The data must be returned in full and exactly as given.

****************************************

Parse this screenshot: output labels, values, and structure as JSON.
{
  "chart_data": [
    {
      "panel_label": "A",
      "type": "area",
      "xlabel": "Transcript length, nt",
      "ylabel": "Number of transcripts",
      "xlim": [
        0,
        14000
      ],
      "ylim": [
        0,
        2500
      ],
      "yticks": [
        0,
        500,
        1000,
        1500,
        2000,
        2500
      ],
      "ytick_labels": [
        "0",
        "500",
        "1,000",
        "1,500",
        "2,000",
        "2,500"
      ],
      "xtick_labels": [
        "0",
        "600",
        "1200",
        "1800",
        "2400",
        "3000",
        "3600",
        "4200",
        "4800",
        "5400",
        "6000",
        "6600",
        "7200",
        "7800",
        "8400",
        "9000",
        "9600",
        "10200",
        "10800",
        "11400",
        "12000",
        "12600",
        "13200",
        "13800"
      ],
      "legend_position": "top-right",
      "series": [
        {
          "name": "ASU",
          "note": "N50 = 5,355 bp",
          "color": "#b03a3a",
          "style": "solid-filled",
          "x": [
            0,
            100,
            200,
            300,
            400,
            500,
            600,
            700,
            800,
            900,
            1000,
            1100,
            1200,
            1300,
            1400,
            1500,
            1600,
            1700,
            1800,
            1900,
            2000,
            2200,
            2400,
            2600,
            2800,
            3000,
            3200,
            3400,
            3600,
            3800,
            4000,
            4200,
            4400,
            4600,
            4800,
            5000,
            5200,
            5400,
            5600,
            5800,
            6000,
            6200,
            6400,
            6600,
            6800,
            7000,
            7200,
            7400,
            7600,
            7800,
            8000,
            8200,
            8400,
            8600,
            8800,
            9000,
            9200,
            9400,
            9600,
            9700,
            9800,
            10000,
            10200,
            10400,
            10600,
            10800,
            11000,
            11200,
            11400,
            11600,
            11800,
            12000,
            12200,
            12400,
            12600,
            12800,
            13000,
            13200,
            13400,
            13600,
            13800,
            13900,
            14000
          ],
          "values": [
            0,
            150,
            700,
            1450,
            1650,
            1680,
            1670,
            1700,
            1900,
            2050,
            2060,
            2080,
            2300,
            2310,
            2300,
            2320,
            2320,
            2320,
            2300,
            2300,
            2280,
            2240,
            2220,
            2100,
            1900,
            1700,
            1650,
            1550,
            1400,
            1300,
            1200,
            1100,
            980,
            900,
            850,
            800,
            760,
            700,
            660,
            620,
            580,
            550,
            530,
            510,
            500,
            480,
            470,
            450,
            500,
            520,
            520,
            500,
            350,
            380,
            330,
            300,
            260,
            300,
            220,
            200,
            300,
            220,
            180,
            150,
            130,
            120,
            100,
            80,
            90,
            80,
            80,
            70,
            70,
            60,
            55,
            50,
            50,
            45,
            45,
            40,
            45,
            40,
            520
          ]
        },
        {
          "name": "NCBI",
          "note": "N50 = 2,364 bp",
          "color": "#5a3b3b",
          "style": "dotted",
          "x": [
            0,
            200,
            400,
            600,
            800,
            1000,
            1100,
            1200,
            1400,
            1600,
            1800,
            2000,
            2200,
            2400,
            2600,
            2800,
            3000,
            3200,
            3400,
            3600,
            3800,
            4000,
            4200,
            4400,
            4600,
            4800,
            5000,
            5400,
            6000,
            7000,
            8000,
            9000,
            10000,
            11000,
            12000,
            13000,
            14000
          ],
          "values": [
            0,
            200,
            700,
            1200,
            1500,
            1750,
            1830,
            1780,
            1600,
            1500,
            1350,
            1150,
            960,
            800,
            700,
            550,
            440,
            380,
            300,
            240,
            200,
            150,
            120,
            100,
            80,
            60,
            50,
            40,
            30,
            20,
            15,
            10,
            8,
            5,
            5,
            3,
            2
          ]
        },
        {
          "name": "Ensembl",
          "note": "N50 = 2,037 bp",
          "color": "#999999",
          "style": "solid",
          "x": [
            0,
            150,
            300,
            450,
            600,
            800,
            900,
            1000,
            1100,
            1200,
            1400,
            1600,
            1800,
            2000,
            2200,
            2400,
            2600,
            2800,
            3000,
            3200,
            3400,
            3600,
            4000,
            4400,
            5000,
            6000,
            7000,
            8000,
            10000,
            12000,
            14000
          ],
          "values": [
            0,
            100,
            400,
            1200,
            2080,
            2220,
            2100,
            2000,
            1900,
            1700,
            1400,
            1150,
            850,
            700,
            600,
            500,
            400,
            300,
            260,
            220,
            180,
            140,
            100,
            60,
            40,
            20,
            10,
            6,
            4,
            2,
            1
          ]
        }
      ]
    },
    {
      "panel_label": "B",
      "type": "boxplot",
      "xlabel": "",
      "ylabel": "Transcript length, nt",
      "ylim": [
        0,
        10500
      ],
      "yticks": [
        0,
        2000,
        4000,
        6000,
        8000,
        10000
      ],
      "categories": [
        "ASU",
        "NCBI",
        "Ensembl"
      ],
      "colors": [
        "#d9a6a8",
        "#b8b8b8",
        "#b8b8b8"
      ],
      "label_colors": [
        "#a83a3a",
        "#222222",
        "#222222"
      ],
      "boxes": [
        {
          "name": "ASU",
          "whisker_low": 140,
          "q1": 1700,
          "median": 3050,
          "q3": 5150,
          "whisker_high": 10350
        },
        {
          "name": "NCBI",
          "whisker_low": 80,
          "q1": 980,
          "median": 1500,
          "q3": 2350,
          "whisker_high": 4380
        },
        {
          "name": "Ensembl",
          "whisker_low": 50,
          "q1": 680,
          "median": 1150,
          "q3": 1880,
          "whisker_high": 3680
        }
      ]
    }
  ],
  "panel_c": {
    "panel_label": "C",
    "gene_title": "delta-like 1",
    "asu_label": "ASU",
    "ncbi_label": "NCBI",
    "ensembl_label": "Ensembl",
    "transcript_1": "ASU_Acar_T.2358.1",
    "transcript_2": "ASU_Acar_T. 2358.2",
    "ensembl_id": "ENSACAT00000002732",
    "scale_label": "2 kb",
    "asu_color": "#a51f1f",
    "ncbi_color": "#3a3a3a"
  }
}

****************************************

▸ **SOLVED EXERCISE**
Parse this screenshot: output labels, values, and structure as JSON.
{
  "chart_data": [
    {
      "panel_label": "A",
      "type": "area",
      "xlabel": "Transcript length, nt",
      "ylabel": "Number of transcripts",
      "xlim": [
        0,
        14000
      ],
      "ylim": [
        0,
        2500
      ],
      "yticks": [
        0,
        500,
        1000,
        1500,
        2000,
        2500
      ],
      "ytick_labels": [
        "0",
        "500",
        "1,000",
        "1,500",
        "2,000",
        "2,500"
      ],
      "xtick_labels": [
        "0",
        "600",
        "1200",
        "1800",
        "2400",
        "3000",
        "3600",
        "4200",
        "4800",
        "5400",
        "6000",
        "6600",
        "7200",
        "7800",
        "8400",
        "9000",
        "9600",
        "10200",
        "10800",
        "11400",
        "12000",
        "12600",
        "13200",
        "13800"
      ],
      "legend_position": "top-right",
      "series": [
        {
          "name": "ASU",
          "note": "N50 = 5,355 bp",
          "color": "#b03a3a",
          "style": "solid-filled",
          "x": [
            0,
            100,
            200,
            300,
            400,
            500,
            600,
            700,
            800,
            900,
            1000,
            1100,
            1200,
            1300,
            1400,
            1500,
            1600,
            1700,
            1800,
            1900,
            2000,
            2200,
            2400,
            2600,
            2800,
            3000,
            3200,
            3400,
            3600,
            3800,
            4000,
            4200,
            4400,
            4600,
            4800,
            5000,
            5200,
            5400,
            5600,
            5800,
            6000,
            6200,
            6400,
            6600,
            6800,
            7000,
            7200,
            7400,
            7600,
            7800,
            8000,
            8200,
            8400,
            8600,
            8800,
            9000,
            9200,
            9400,
            9600,
            9700,
            9800,
            10000,
            10200,
            10400,
            10600,
            10800,
            11000,
            11200,
            11400,
            11600,
            11800,
            12000,
            12200,
            12400,
            12600,
            12800,
            13000,
            13200,
            13400,
            13600,
            13800,
            13900,
            14000
          ],
          "values": [
            0,
            150,
            700,
            1450,
            1650,
            1680,
            1670,
            1700,
            1900,
            2050,
            2060,
            2080,
            2300,
            2310,
            2300,
            2320,
            2320,
            2320,
            2300,
            2300,
            2280,
            2240,
            2220,
            2100,
            1900,
            1700,
            1650,
            1550,
            1400,
            1300,
            1200,
            1100,
            980,
            900,
            850,
            800,
            760,
            700,
            660,
            620,
            580,
            550,
            530,
            510,
            500,
            480,
            470,
            450,
            500,
            520,
            520,
            500,
            350,
            380,
            330,
            300,
            260,
            300,
            220,
            200,
            300,
            220,
            180,
            150,
            130,
            120,
            100,
            80,
            90,
            80,
            80,
            70,
            70,
            60,
            55,
            50,
            50,
            45,
            45,
            40,
            45,
            40,
            520
          ]
        },
        {
          "name": "NCBI",
          "note": "N50 = 2,364 bp",
          "color": "#5a3b3b",
          "style": "dotted",
          "x": [
            0,
            200,
            400,
            600,
            800,
            1000,
            1100,
            1200,
            1400,
            1600,
            1800,
            2000,
            2200,
            2400,
            2600,
            2800,
            3000,
            3200,
            3400,
            3600,
            3800,
            4000,
            4200,
            4400,
            4600,
            4800,
            5000,
            5400,
            6000,
            7000,
            8000,
            9000,
            10000,
            11000,
            12000,
            13000,
            14000
          ],
          "values": [
            0,
            200,
            700,
            1200,
            1500,
            1750,
            1830,
            1780,
            1600,
            1500,
            1350,
            1150,
            960,
            800,
            700,
            550,
            440,
            380,
            300,
            240,
            200,
            150,
            120,
            100,
            80,
            60,
            50,
            40,
            30,
            20,
            15,
            10,
            8,
            5,
            5,
            3,
            2
          ]
        },
        {
          "name": "Ensembl",
          "note": "N50 = 2,037 bp",
          "color": "#999999",
          "style": "solid",
          "x": [
            0,
            150,
            300,
            450,
            600,
            800,
            900,
            1000,
            1100,
            1200,
            1400,
            1600,
            1800,
            2000,
            2200,
            2400,
            2600,
            2800,
            3000,
            3200,
            3400,
            3600,
            4000,
            4400,
            5000,
            6000,
            7000,
            8000,
            10000,
            12000,
            14000
          ],
          "values": [
            0,
            100,
            400,
            1200,
            2080,
            2220,
            2100,
            2000,
            1900,
            1700,
            1400,
            1150,
            850,
            700,
            600,
            500,
            400,
            300,
            260,
            220,
            180,
            140,
            100,
            60,
            40,
            20,
            10,
            6,
            4,
            2,
            1
          ]
        }
      ]
    },
    {
      "panel_label": "B",
      "type": "boxplot",
      "xlabel": "",
      "ylabel": "Transcript length, nt",
      "ylim": [
        0,
        10500
      ],
      "yticks": [
        0,
        2000,
        4000,
        6000,
        8000,
        10000
      ],
      "categories": [
        "ASU",
        "NCBI",
        "Ensembl"
      ],
      "colors": [
        "#d9a6a8",
        "#b8b8b8",
        "#b8b8b8"
      ],
      "label_colors": [
        "#a83a3a",
        "#222222",
        "#222222"
      ],
      "boxes": [
        {
          "name": "ASU",
          "whisker_low": 140,
          "q1": 1700,
          "median": 3050,
          "q3": 5150,
          "whisker_high": 10350
        },
        {
          "name": "NCBI",
          "whisker_low": 80,
          "q1": 980,
          "median": 1500,
          "q3": 2350,
          "whisker_high": 4380
        },
        {
          "name": "Ensembl",
          "whisker_low": 50,
          "q1": 680,
          "median": 1150,
          "q3": 1880,
          "whisker_high": 3680
        }
      ]
    }
  ],
  "panel_c": {
    "panel_label": "C",
    "gene_title": "delta-like 1",
    "asu_label": "ASU",
    "ncbi_label": "NCBI",
    "ensembl_label": "Ensembl",
    "transcript_1": "ASU_Acar_T.2358.1",
    "transcript_2": "ASU_Acar_T. 2358.2",
    "ensembl_id": "ENSACAT00000002732",
    "scale_label": "2 kb",
    "asu_color": "#a51f1f",
    "ncbi_color": "#3a3a3a"
  }
}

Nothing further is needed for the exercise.